--- Work to complete ---
Search the material below for the word "خانه". Copy every line that has it.

--- Task input ---
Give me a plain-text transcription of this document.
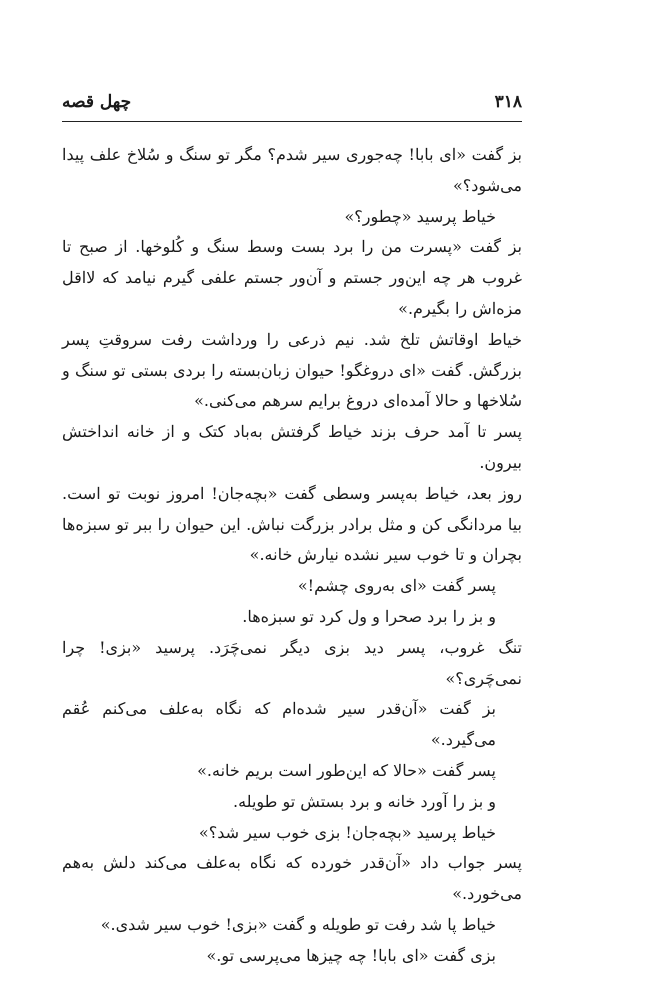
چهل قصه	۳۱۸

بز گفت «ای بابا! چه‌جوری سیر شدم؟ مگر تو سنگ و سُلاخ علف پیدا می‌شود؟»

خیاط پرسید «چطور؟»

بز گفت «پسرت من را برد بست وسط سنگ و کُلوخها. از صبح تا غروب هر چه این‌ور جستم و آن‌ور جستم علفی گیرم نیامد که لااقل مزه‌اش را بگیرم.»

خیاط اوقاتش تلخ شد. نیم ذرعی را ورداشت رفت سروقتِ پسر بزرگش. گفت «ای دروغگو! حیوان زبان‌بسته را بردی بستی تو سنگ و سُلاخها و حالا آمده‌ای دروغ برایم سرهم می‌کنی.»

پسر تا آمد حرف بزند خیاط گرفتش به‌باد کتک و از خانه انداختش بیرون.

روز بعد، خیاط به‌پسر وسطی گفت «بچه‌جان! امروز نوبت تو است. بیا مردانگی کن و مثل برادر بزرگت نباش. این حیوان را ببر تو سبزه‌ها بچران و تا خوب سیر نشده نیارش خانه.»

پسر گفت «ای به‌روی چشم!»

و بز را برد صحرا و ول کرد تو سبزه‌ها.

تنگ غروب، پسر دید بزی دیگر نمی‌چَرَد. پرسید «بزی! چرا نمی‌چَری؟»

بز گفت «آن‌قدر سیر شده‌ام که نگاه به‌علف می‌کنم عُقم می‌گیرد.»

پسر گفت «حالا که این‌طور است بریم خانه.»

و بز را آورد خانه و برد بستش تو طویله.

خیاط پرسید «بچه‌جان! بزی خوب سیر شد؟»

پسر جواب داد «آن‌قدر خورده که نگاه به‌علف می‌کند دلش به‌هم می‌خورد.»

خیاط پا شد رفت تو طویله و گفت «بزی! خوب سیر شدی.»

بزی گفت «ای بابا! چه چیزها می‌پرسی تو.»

...

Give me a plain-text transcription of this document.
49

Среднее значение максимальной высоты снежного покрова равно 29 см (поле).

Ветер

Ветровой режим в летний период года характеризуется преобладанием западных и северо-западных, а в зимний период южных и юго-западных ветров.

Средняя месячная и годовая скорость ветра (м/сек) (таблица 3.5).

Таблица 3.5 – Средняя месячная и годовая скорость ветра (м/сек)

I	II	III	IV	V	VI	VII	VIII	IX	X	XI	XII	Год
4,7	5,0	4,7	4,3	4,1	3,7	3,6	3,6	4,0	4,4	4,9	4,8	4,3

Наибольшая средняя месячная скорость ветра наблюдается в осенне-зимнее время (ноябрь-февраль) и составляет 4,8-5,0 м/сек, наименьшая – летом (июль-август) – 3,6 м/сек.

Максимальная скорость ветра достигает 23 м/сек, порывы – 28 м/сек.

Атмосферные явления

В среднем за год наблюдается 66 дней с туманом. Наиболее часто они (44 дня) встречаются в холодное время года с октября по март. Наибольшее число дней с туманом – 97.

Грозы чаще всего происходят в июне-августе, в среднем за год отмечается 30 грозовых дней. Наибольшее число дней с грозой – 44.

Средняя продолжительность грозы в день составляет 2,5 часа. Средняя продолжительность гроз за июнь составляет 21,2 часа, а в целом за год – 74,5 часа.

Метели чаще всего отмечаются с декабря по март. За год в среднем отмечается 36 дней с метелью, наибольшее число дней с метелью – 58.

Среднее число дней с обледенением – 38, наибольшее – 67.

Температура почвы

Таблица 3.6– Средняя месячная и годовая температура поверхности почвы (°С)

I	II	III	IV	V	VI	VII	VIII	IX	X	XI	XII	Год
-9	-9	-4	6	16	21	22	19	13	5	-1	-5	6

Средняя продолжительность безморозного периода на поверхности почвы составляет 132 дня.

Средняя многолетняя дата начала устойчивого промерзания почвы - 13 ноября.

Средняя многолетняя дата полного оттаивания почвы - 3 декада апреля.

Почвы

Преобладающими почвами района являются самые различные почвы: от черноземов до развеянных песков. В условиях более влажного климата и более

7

--- Written answer ---
پسر تا آمد حرف بزند خیاط گرفتش به‌باد کتک و از خانه انداختش بیرون.
روز بعد، خیاط به‌پسر وسطی گفت «بچه‌جان! امروز نوبت تو است. بیا مردانگی کن و مثل برادر بزرگت نباش. این حیوان را ببر تو سبزه‌ها بچران و تا خوب سیر نشده نیارش خانه.»
پسر گفت «حالا که این‌طور است بریم خانه.»
و بز را آورد خانه و برد بستش تو طویله.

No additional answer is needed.